---------- Input data ----------
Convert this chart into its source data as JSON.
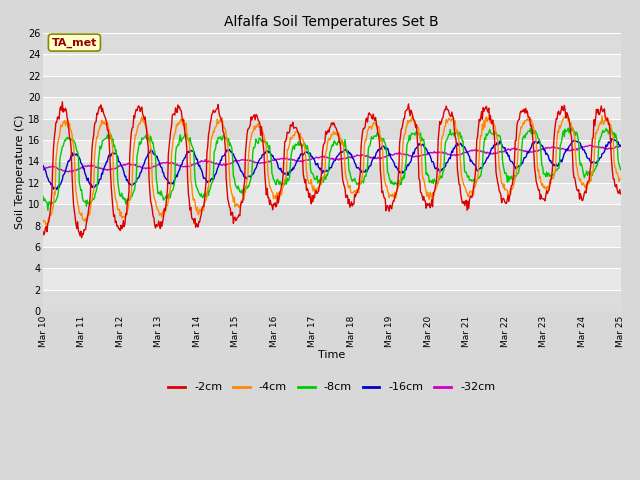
{
  "title": "Alfalfa Soil Temperatures Set B",
  "xlabel": "Time",
  "ylabel": "Soil Temperature (C)",
  "annotation": "TA_met",
  "ylim": [
    0,
    26
  ],
  "yticks": [
    0,
    2,
    4,
    6,
    8,
    10,
    12,
    14,
    16,
    18,
    20,
    22,
    24,
    26
  ],
  "xtick_labels": [
    "Mar 10",
    "Mar 11",
    "Mar 12",
    "Mar 13",
    "Mar 14",
    "Mar 15",
    "Mar 16",
    "Mar 17",
    "Mar 18",
    "Mar 19",
    "Mar 20",
    "Mar 21",
    "Mar 22",
    "Mar 23",
    "Mar 24",
    "Mar 25"
  ],
  "colors": {
    "-2cm": "#dd0000",
    "-4cm": "#ff8800",
    "-8cm": "#00cc00",
    "-16cm": "#0000cc",
    "-32cm": "#cc00cc"
  },
  "legend_labels": [
    "-2cm",
    "-4cm",
    "-8cm",
    "-16cm",
    "-32cm"
  ],
  "fig_bg": "#d8d8d8",
  "plot_bg": "#e8e8e8",
  "band_colors": [
    "#dcdcdc",
    "#e8e8e8"
  ]
}
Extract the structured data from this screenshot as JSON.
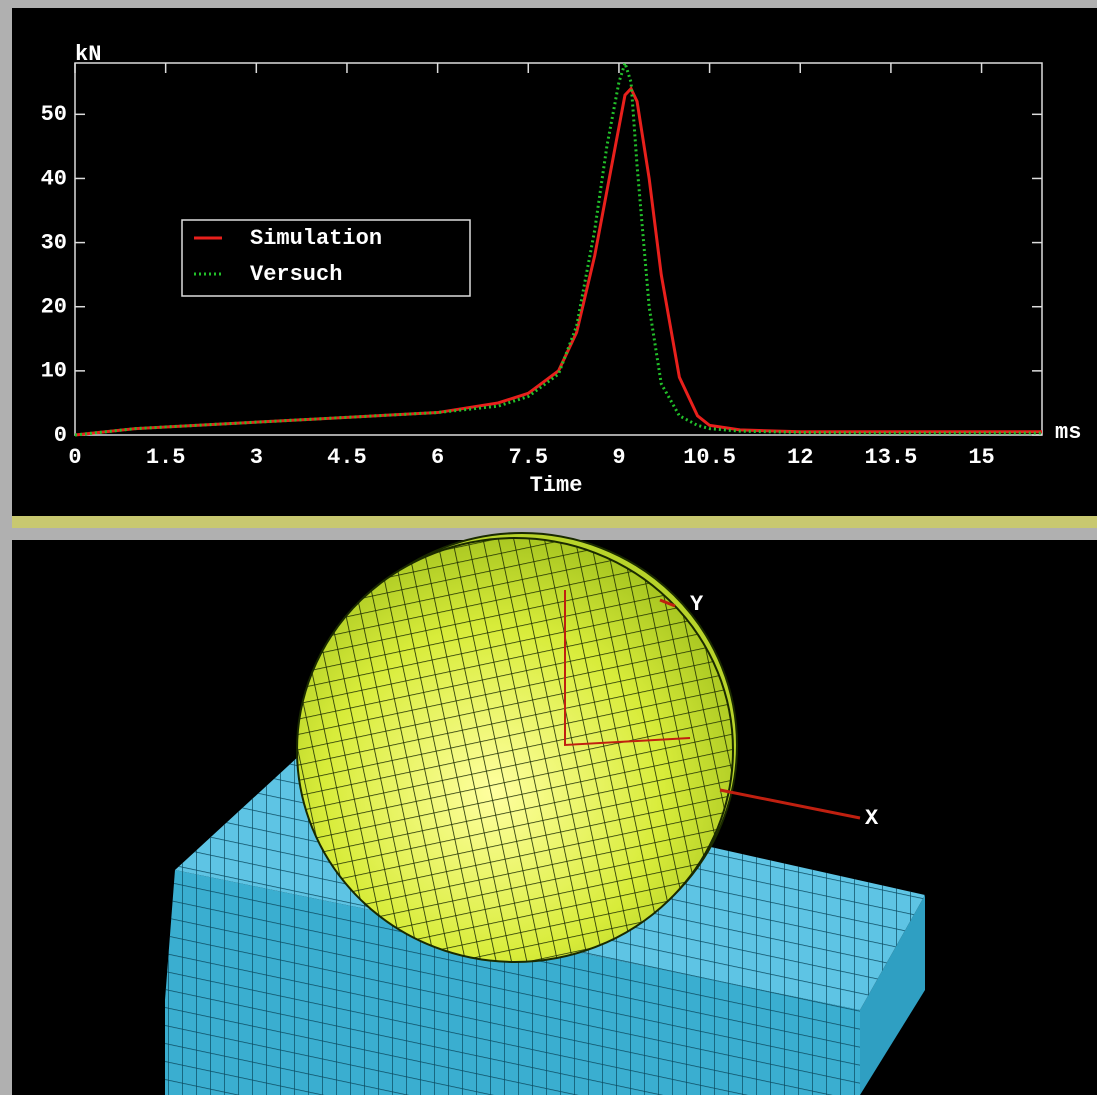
{
  "chart_data": {
    "type": "line",
    "x_label": "Time",
    "x_unit": "ms",
    "y_unit": "kN",
    "x": [
      0,
      1,
      2,
      3,
      4,
      5,
      6,
      7,
      7.5,
      8,
      8.3,
      8.6,
      8.8,
      9,
      9.1,
      9.2,
      9.3,
      9.5,
      9.7,
      10,
      10.3,
      10.5,
      11,
      12,
      13,
      14,
      15,
      16
    ],
    "series": [
      {
        "name": "Simulation",
        "color": "#e8201c",
        "style": "solid",
        "values": [
          0,
          1,
          1.5,
          2,
          2.5,
          3,
          3.5,
          5,
          6.5,
          10,
          16,
          28,
          38,
          48,
          53,
          54,
          52,
          40,
          25,
          9,
          3,
          1.5,
          0.8,
          0.5,
          0.5,
          0.5,
          0.5,
          0.5
        ]
      },
      {
        "name": "Versuch",
        "color": "#22c02a",
        "style": "dotted",
        "values": [
          0,
          1,
          1.5,
          2,
          2.5,
          3,
          3.5,
          4.5,
          6,
          9.5,
          17,
          32,
          45,
          55,
          58,
          55,
          42,
          20,
          8,
          3,
          1.5,
          1,
          0.6,
          0.4,
          0.3,
          0.3,
          0.3,
          0.3
        ]
      }
    ],
    "xlim": [
      0,
      16
    ],
    "xticks": [
      0,
      1.5,
      3,
      4.5,
      6,
      7.5,
      9,
      10.5,
      12,
      13.5,
      15
    ],
    "ylim": [
      0,
      58
    ],
    "yticks": [
      0,
      10,
      20,
      30,
      40,
      50
    ],
    "legend": "upper-left"
  },
  "viewport": {
    "axis_labels": [
      "Y",
      "X"
    ]
  }
}
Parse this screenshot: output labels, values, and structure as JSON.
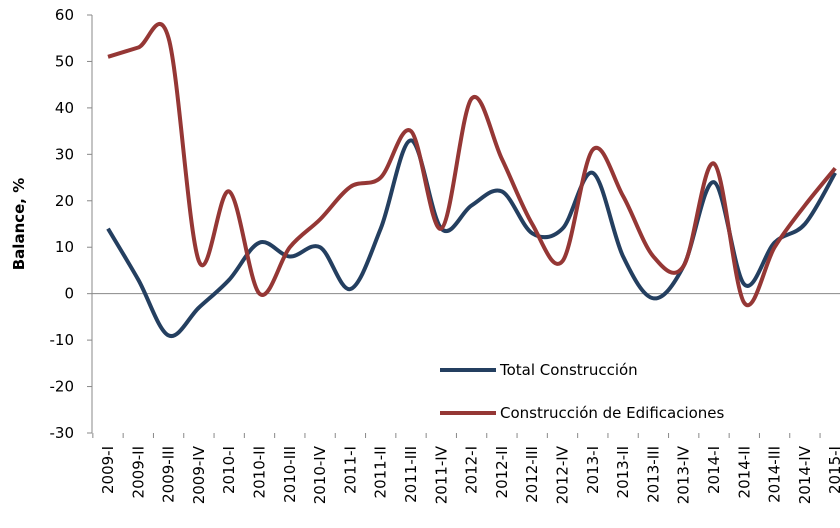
----------
■ **What is required**: Replicate the material above verbatim; images stay out of the copy.

■ **Correct result**:
Convert this chart into its source data as JSON.
{
  "title": "Alfalfa Soil Temperatures Set B",
  "xlabel": "Time",
  "ylabel": "Soil Temperature (C)",
  "annotation": "TA_met",
  "ylim": [
    0,
    26
  ],
  "yticks": [
    0,
    2,
    4,
    6,
    8,
    10,
    12,
    14,
    16,
    18,
    20,
    22,
    24,
    26
  ],
  "xtick_labels": [
    "Mar 10",
    "Mar 11",
    "Mar 12",
    "Mar 13",
    "Mar 14",
    "Mar 15",
    "Mar 16",
    "Mar 17",
    "Mar 18",
    "Mar 19",
    "Mar 20",
    "Mar 21",
    "Mar 22",
    "Mar 23",
    "Mar 24",
    "Mar 25"
  ],
  "colors": {
    "-2cm": "#dd0000",
    "-4cm": "#ff8800",
    "-8cm": "#00cc00",
    "-16cm": "#0000cc",
    "-32cm": "#cc00cc"
  },
  "legend_labels": [
    "-2cm",
    "-4cm",
    "-8cm",
    "-16cm",
    "-32cm"
  ],
  "fig_bg": "#d8d8d8",
  "plot_bg": "#e8e8e8",
  "band_colors": [
    "#dcdcdc",
    "#e8e8e8"
  ]
}
Extract the structured data from this screenshot as JSON.
{
  "chart_data": {
    "type": "line",
    "x_label": "Time",
    "x_unit": "ms",
    "y_unit": "kN",
    "x": [
      0,
      1,
      2,
      3,
      4,
      5,
      6,
      7,
      7.5,
      8,
      8.3,
      8.6,
      8.8,
      9,
      9.1,
      9.2,
      9.3,
      9.5,
      9.7,
      10,
      10.3,
      10.5,
      11,
      12,
      13,
      14,
      15,
      16
    ],
    "series": [
      {
        "name": "Simulation",
        "color": "#e8201c",
        "style": "solid",
        "values": [
          0,
          1,
          1.5,
          2,
          2.5,
          3,
          3.5,
          5,
          6.5,
          10,
          16,
          28,
          38,
          48,
          53,
          54,
          52,
          40,
          25,
          9,
          3,
          1.5,
          0.8,
          0.5,
          0.5,
          0.5,
          0.5,
          0.5
        ]
      },
      {
        "name": "Versuch",
        "color": "#22c02a",
        "style": "dotted",
        "values": [
          0,
          1,
          1.5,
          2,
          2.5,
          3,
          3.5,
          4.5,
          6,
          9.5,
          17,
          32,
          45,
          55,
          58,
          55,
          42,
          20,
          8,
          3,
          1.5,
          1,
          0.6,
          0.4,
          0.3,
          0.3,
          0.3,
          0.3
        ]
      }
    ],
    "xlim": [
      0,
      16
    ],
    "xticks": [
      0,
      1.5,
      3,
      4.5,
      6,
      7.5,
      9,
      10.5,
      12,
      13.5,
      15
    ],
    "ylim": [
      0,
      58
    ],
    "yticks": [
      0,
      10,
      20,
      30,
      40,
      50
    ],
    "legend": "upper-left"
  },
  "viewport": {
    "axis_labels": [
      "Y",
      "X"
    ]
  }
}
Parse this screenshot: output labels, values, and structure as JSON.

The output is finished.